▸ **Rows**
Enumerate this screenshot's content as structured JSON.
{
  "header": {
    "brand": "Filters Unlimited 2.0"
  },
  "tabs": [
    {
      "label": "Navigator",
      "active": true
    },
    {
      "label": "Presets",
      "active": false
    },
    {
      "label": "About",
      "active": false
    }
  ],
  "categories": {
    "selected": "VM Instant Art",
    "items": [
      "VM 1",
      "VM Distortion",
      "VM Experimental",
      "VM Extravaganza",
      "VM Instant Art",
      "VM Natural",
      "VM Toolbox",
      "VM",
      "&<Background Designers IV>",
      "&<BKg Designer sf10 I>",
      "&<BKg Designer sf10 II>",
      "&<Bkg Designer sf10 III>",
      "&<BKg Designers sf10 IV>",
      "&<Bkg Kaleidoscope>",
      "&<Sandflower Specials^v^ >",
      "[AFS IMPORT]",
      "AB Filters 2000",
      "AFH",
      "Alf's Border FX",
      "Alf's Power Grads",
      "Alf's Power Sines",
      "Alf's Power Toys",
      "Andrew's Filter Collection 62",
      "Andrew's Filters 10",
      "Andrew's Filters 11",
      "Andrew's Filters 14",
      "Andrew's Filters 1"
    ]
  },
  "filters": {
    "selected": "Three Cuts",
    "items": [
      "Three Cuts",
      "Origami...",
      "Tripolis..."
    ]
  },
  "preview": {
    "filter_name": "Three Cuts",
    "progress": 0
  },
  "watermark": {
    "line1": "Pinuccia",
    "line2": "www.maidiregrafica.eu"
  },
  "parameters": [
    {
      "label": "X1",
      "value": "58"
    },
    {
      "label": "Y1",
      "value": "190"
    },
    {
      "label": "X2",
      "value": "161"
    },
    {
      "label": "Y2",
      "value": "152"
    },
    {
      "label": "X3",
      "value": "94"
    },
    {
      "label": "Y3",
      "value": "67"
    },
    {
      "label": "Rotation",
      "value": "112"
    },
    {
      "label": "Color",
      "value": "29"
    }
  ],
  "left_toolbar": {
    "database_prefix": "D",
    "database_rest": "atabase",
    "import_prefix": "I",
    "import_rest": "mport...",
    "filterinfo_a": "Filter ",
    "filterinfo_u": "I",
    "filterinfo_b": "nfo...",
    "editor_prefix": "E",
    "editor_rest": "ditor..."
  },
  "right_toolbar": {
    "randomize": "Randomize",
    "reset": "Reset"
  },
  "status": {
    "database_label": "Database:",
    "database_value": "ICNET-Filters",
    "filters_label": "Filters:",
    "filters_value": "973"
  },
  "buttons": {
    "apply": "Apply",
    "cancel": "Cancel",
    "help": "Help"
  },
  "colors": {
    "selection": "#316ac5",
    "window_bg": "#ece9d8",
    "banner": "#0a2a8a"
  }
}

▸ **What this task involves**
In the listing, find each line with the string "selected" and copy it.

▸ **Output for this task**
    "selected": "VM Instant Art",
    "selected": "Three Cuts",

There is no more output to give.